Challenge: Can you repeat the material below line for line, leaving out the pictures?

· · ·

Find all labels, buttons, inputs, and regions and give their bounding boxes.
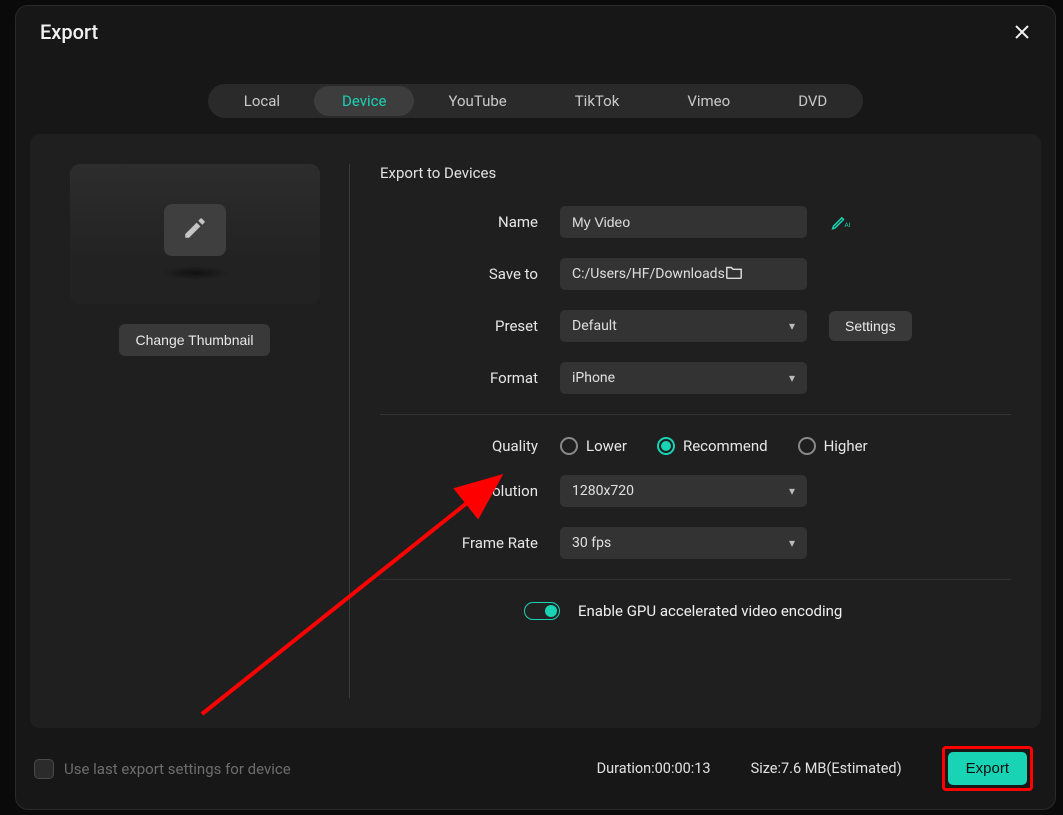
folder-icon[interactable] bbox=[725, 264, 797, 284]
name-input[interactable] bbox=[560, 206, 807, 238]
quality-radio-group: Lower Recommend Higher bbox=[560, 437, 868, 455]
quality-lower-label: Lower bbox=[586, 437, 627, 455]
thumbnail-placeholder bbox=[164, 204, 226, 256]
thumb-shadow bbox=[160, 266, 230, 280]
format-value: iPhone bbox=[572, 370, 615, 386]
row-gpu: Enable GPU accelerated video encoding bbox=[524, 602, 1011, 620]
row-preset: Preset Default ▾ Settings bbox=[380, 310, 1011, 342]
row-name: Name AI bbox=[380, 206, 1011, 238]
gpu-label: Enable GPU accelerated video encoding bbox=[578, 602, 842, 620]
tab-device[interactable]: Device bbox=[314, 86, 414, 116]
size-label: Size: bbox=[751, 760, 781, 777]
remember-label: Use last export settings for device bbox=[64, 760, 291, 778]
titlebar: Export bbox=[16, 6, 1055, 54]
label-format: Format bbox=[380, 369, 560, 387]
thumbnail-column: Change Thumbnail bbox=[60, 164, 350, 698]
label-resolution: Resolution bbox=[380, 482, 560, 500]
preset-value: Default bbox=[572, 318, 617, 334]
row-format: Format iPhone ▾ bbox=[380, 362, 1011, 394]
quality-recommend[interactable]: Recommend bbox=[657, 437, 768, 455]
row-resolution: Resolution 1280x720 ▾ bbox=[380, 475, 1011, 507]
chevron-down-icon: ▾ bbox=[789, 371, 795, 385]
svg-text:AI: AI bbox=[844, 221, 850, 229]
tab-local[interactable]: Local bbox=[210, 86, 314, 116]
label-save-to: Save to bbox=[380, 265, 560, 283]
tab-youtube[interactable]: YouTube bbox=[414, 86, 540, 116]
main-panel: Change Thumbnail Export to Devices Name … bbox=[30, 134, 1041, 728]
framerate-select[interactable]: 30 fps ▾ bbox=[560, 527, 807, 559]
ai-rename-icon[interactable]: AI bbox=[831, 213, 851, 231]
row-framerate: Frame Rate 30 fps ▾ bbox=[380, 527, 1011, 559]
label-preset: Preset bbox=[380, 317, 560, 335]
preset-settings-button[interactable]: Settings bbox=[829, 311, 912, 341]
tab-vimeo[interactable]: Vimeo bbox=[653, 86, 764, 116]
tabs-pill: Local Device YouTube TikTok Vimeo DVD bbox=[208, 84, 864, 118]
tab-tiktok[interactable]: TikTok bbox=[541, 86, 654, 116]
chevron-down-icon: ▾ bbox=[789, 319, 795, 333]
save-to-path: C:/Users/HF/Downloads bbox=[572, 266, 725, 282]
thumbnail-preview[interactable] bbox=[70, 164, 320, 304]
row-quality: Quality Lower Recommend Higher bbox=[380, 437, 1011, 455]
radio-icon bbox=[657, 437, 675, 455]
divider bbox=[380, 579, 1011, 580]
toggle-knob bbox=[545, 605, 557, 617]
quality-lower[interactable]: Lower bbox=[560, 437, 627, 455]
chevron-down-icon: ▾ bbox=[789, 536, 795, 550]
pencil-icon bbox=[182, 215, 208, 245]
resolution-select[interactable]: 1280x720 ▾ bbox=[560, 475, 807, 507]
footer: Use last export settings for device Dura… bbox=[16, 728, 1055, 809]
export-dialog: Export Local Device YouTube TikTok Vimeo… bbox=[16, 6, 1055, 809]
form-column: Export to Devices Name AI Save to C:/Use… bbox=[350, 164, 1011, 698]
label-name: Name bbox=[380, 213, 560, 231]
size-value: 7.6 MB(Estimated) bbox=[781, 760, 902, 777]
save-to-input[interactable]: C:/Users/HF/Downloads bbox=[560, 258, 807, 290]
radio-icon bbox=[560, 437, 578, 455]
duration-text: Duration:00:00:13 bbox=[597, 760, 711, 777]
row-save-to: Save to C:/Users/HF/Downloads bbox=[380, 258, 1011, 290]
preset-select[interactable]: Default ▾ bbox=[560, 310, 807, 342]
framerate-value: 30 fps bbox=[572, 535, 611, 551]
close-icon bbox=[1014, 24, 1030, 40]
close-button[interactable] bbox=[1013, 23, 1031, 41]
size-text: Size:7.6 MB(Estimated) bbox=[751, 760, 902, 777]
dialog-title: Export bbox=[40, 20, 98, 44]
export-button[interactable]: Export bbox=[948, 752, 1027, 785]
tab-dvd[interactable]: DVD bbox=[764, 86, 861, 116]
quality-recommend-label: Recommend bbox=[683, 437, 768, 455]
radio-icon bbox=[798, 437, 816, 455]
quality-higher[interactable]: Higher bbox=[798, 437, 868, 455]
divider bbox=[380, 414, 1011, 415]
label-framerate: Frame Rate bbox=[380, 534, 560, 552]
tabs: Local Device YouTube TikTok Vimeo DVD bbox=[16, 84, 1055, 118]
quality-higher-label: Higher bbox=[824, 437, 868, 455]
section-title: Export to Devices bbox=[380, 164, 1011, 182]
chevron-down-icon: ▾ bbox=[789, 484, 795, 498]
format-select[interactable]: iPhone ▾ bbox=[560, 362, 807, 394]
annotation-export-highlight: Export bbox=[942, 746, 1033, 791]
label-quality: Quality bbox=[380, 437, 560, 455]
gpu-toggle[interactable] bbox=[524, 602, 560, 620]
duration-label: Duration: bbox=[597, 760, 655, 777]
resolution-value: 1280x720 bbox=[572, 483, 634, 499]
duration-value: 00:00:13 bbox=[655, 760, 711, 777]
remember-checkbox[interactable] bbox=[34, 759, 54, 779]
change-thumbnail-button[interactable]: Change Thumbnail bbox=[119, 324, 269, 356]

· · ·

Full response:
Find all labels, buttons, inputs, and regions and give their bounding boxes.
folder-icon[interactable] bbox=[725, 264, 797, 284]
name-input[interactable] bbox=[560, 206, 807, 238]
quality-radio-group: Lower Recommend Higher bbox=[560, 437, 868, 455]
quality-lower-label: Lower bbox=[586, 437, 627, 455]
thumbnail-placeholder bbox=[164, 204, 226, 256]
thumb-shadow bbox=[160, 266, 230, 280]
format-value: iPhone bbox=[572, 370, 615, 386]
row-gpu: Enable GPU accelerated video encoding bbox=[524, 602, 1011, 620]
row-preset: Preset Default ▾ Settings bbox=[380, 310, 1011, 342]
row-name: Name AI bbox=[380, 206, 1011, 238]
gpu-label: Enable GPU accelerated video encoding bbox=[578, 602, 842, 620]
tab-device[interactable]: Device bbox=[314, 86, 414, 116]
size-label: Size: bbox=[751, 760, 781, 777]
remember-label: Use last export settings for device bbox=[64, 760, 291, 778]
titlebar: Export bbox=[16, 6, 1055, 54]
label-format: Format bbox=[380, 369, 560, 387]
thumbnail-column: Change Thumbnail bbox=[60, 164, 350, 698]
label-resolution: Resolution bbox=[380, 482, 560, 500]
preset-value: Default bbox=[572, 318, 617, 334]
row-format: Format iPhone ▾ bbox=[380, 362, 1011, 394]
quality-recommend[interactable]: Recommend bbox=[657, 437, 768, 455]
row-resolution: Resolution 1280x720 ▾ bbox=[380, 475, 1011, 507]
chevron-down-icon: ▾ bbox=[789, 371, 795, 385]
svg-text:AI: AI bbox=[844, 221, 850, 229]
tab-local[interactable]: Local bbox=[210, 86, 314, 116]
label-save-to: Save to bbox=[380, 265, 560, 283]
tab-youtube[interactable]: YouTube bbox=[414, 86, 540, 116]
main-panel: Change Thumbnail Export to Devices Name … bbox=[30, 134, 1041, 728]
framerate-select[interactable]: 30 fps ▾ bbox=[560, 527, 807, 559]
ai-rename-icon[interactable]: AI bbox=[831, 213, 851, 231]
row-framerate: Frame Rate 30 fps ▾ bbox=[380, 527, 1011, 559]
label-preset: Preset bbox=[380, 317, 560, 335]
preset-settings-button[interactable]: Settings bbox=[829, 311, 912, 341]
tab-vimeo[interactable]: Vimeo bbox=[653, 86, 764, 116]
tabs-pill: Local Device YouTube TikTok Vimeo DVD bbox=[208, 84, 864, 118]
tab-tiktok[interactable]: TikTok bbox=[541, 86, 654, 116]
chevron-down-icon: ▾ bbox=[789, 319, 795, 333]
save-to-path: C:/Users/HF/Downloads bbox=[572, 266, 725, 282]
thumbnail-preview[interactable] bbox=[70, 164, 320, 304]
row-quality: Quality Lower Recommend Higher bbox=[380, 437, 1011, 455]
radio-icon bbox=[657, 437, 675, 455]
divider bbox=[380, 579, 1011, 580]
toggle-knob bbox=[545, 605, 557, 617]
quality-lower[interactable]: Lower bbox=[560, 437, 627, 455]
chevron-down-icon: ▾ bbox=[789, 536, 795, 550]
pencil-icon bbox=[182, 215, 208, 245]
resolution-select[interactable]: 1280x720 ▾ bbox=[560, 475, 807, 507]
footer: Use last export settings for device Dura… bbox=[16, 728, 1055, 809]
export-dialog: Export Local Device YouTube TikTok Vimeo… bbox=[16, 6, 1055, 809]
form-column: Export to Devices Name AI Save to C:/Use… bbox=[350, 164, 1011, 698]
label-name: Name bbox=[380, 213, 560, 231]
size-value: 7.6 MB(Estimated) bbox=[781, 760, 902, 777]
save-to-input[interactable]: C:/Users/HF/Downloads bbox=[560, 258, 807, 290]
radio-icon bbox=[560, 437, 578, 455]
duration-text: Duration:00:00:13 bbox=[597, 760, 711, 777]
row-save-to: Save to C:/Users/HF/Downloads bbox=[380, 258, 1011, 290]
preset-select[interactable]: Default ▾ bbox=[560, 310, 807, 342]
framerate-value: 30 fps bbox=[572, 535, 611, 551]
close-icon bbox=[1014, 24, 1030, 40]
close-button[interactable] bbox=[1013, 23, 1031, 41]
size-text: Size:7.6 MB(Estimated) bbox=[751, 760, 902, 777]
dialog-title: Export bbox=[40, 20, 98, 44]
export-button[interactable]: Export bbox=[948, 752, 1027, 785]
tab-dvd[interactable]: DVD bbox=[764, 86, 861, 116]
quality-recommend-label: Recommend bbox=[683, 437, 768, 455]
radio-icon bbox=[798, 437, 816, 455]
quality-higher[interactable]: Higher bbox=[798, 437, 868, 455]
divider bbox=[380, 414, 1011, 415]
label-framerate: Frame Rate bbox=[380, 534, 560, 552]
tabs: Local Device YouTube TikTok Vimeo DVD bbox=[16, 84, 1055, 118]
quality-higher-label: Higher bbox=[824, 437, 868, 455]
section-title: Export to Devices bbox=[380, 164, 1011, 182]
chevron-down-icon: ▾ bbox=[789, 484, 795, 498]
format-select[interactable]: iPhone ▾ bbox=[560, 362, 807, 394]
annotation-export-highlight: Export bbox=[942, 746, 1033, 791]
label-quality: Quality bbox=[380, 437, 560, 455]
gpu-toggle[interactable] bbox=[524, 602, 560, 620]
duration-label: Duration: bbox=[597, 760, 655, 777]
resolution-value: 1280x720 bbox=[572, 483, 634, 499]
duration-value: 00:00:13 bbox=[655, 760, 711, 777]
remember-checkbox[interactable] bbox=[34, 759, 54, 779]
change-thumbnail-button[interactable]: Change Thumbnail bbox=[119, 324, 269, 356]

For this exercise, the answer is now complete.